[Collected data entries]
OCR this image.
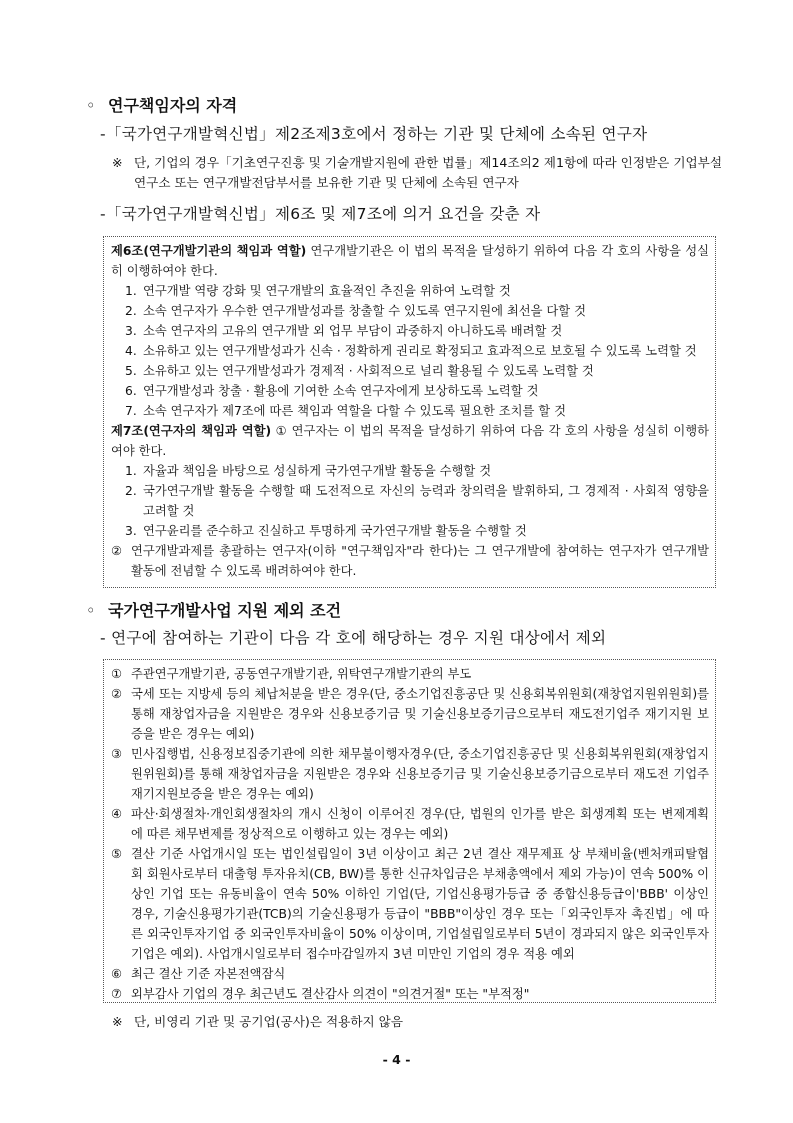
◦ 연구책임자의 자격
-「국가연구개발혁신법」제2조제3호에서 정하는 기관 및 단체에 소속된 연구자
※ 단, 기업의 경우「기초연구진흥 및 기술개발지원에 관한 법률」제14조의2 제1항에 따라 인정받은 기업부설 연구소 또는 연구개발전담부서를 보유한 기관 및 단체에 소속된 연구자
-「국가연구개발혁신법」제6조 및 제7조에 의거 요건을 갖춘 자

제6조(연구개발기관의 책임과 역할) 연구개발기관은 이 법의 목적을 달성하기 위하여 다음 각 호의 사항을 성실히 이행하여야 한다.

1. 연구개발 역량 강화 및 연구개발의 효율적인 추진을 위하여 노력할 것
2. 소속 연구자가 우수한 연구개발성과를 창출할 수 있도록 연구지원에 최선을 다할 것
3. 소속 연구자의 고유의 연구개발 외 업무 부담이 과중하지 아니하도록 배려할 것
4. 소유하고 있는 연구개발성과가 신속 · 정확하게 권리로 확정되고 효과적으로 보호될 수 있도록 노력할 것
5. 소유하고 있는 연구개발성과가 경제적 · 사회적으로 널리 활용될 수 있도록 노력할 것
6. 연구개발성과 창출 · 활용에 기여한 소속 연구자에게 보상하도록 노력할 것
7. 소속 연구자가 제7조에 따른 책임과 역할을 다할 수 있도록 필요한 조치를 할 것

제7조(연구자의 책임과 역할) ① 연구자는 이 법의 목적을 달성하기 위하여 다음 각 호의 사항을 성실히 이행하여야 한다.

1. 자율과 책임을 바탕으로 성실하게 국가연구개발 활동을 수행할 것
2. 국가연구개발 활동을 수행할 때 도전적으로 자신의 능력과 창의력을 발휘하되, 그 경제적 · 사회적 영향을 고려할 것
3. 연구윤리를 준수하고 진실하고 투명하게 국가연구개발 활동을 수행할 것
② 연구개발과제를 총괄하는 연구자(이하 "연구책임자"라 한다)는 그 연구개발에 참여하는 연구자가 연구개발 활동에 전념할 수 있도록 배려하여야 한다.
◦ 국가연구개발사업 지원 제외 조건
- 연구에 참여하는 기관이 다음 각 호에 해당하는 경우 지원 대상에서 제외
① 주관연구개발기관, 공동연구개발기관, 위탁연구개발기관의 부도
② 국세 또는 지방세 등의 체납처분을 받은 경우(단, 중소기업진흥공단 및 신용회복위원회(재창업지원위원회)를 통해 재창업자금을 지원받은 경우와 신용보증기금 및 기술신용보증기금으로부터 재도전기업주 재기지원 보증을 받은 경우는 예외)
③ 민사집행법, 신용정보집중기관에 의한 채무불이행자경우(단, 중소기업진흥공단 및 신용회복위원회(재창업지원위원회)를 통해 재창업자금을 지원받은 경우와 신용보증기금 및 기술신용보증기금으로부터 재도전 기업주 재기지원보증을 받은 경우는 예외)
④ 파산·회생절차·개인회생절차의 개시 신청이 이루어진 경우(단, 법원의 인가를 받은 회생계획 또는 변제계획에 따른 채무변제를 정상적으로 이행하고 있는 경우는 예외)
⑤ 결산 기준 사업개시일 또는 법인설립일이 3년 이상이고 최근 2년 결산 재무제표 상 부채비율(벤처캐피탈협회 회원사로부터 대출형 투자유치(CB, BW)를 통한 신규차입금은 부채총액에서 제외 가능)이 연속 500% 이상인 기업 또는 유동비율이 연속 50% 이하인 기업(단, 기업신용평가등급 중 종합신용등급이'BBB' 이상인 경우, 기술신용평가기관(TCB)의 기술신용평가 등급이 "BBB"이상인 경우 또는「외국인투자 촉진법」에 따른 외국인투자기업 중 외국인투자비율이 50% 이상이며, 기업설립일로부터 5년이 경과되지 않은 외국인투자기업은 예외). 사업개시일로부터 접수마감일까지 3년 미만인 기업의 경우 적용 예외
⑥ 최근 결산 기준 자본전액잠식
⑦ 외부감사 기업의 경우 최근년도 결산감사 의견이 "의견거절" 또는 "부적정"
※ 단, 비영리 기관 및 공기업(공사)은 적용하지 않음
- 4 -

== DIRECTIONS ==
Check each line above for the word "참여하는", and copy the lines where it appears.

== IN RESPONSE ==
② 연구개발과제를 총괄하는 연구자(이하 "연구책임자"라 한다)는 그 연구개발에 참여하는 연구자가 연구개발 활동에 전념할 수 있도록 배려하여야 한다.
- 연구에 참여하는 기관이 다음 각 호에 해당하는 경우 지원 대상에서 제외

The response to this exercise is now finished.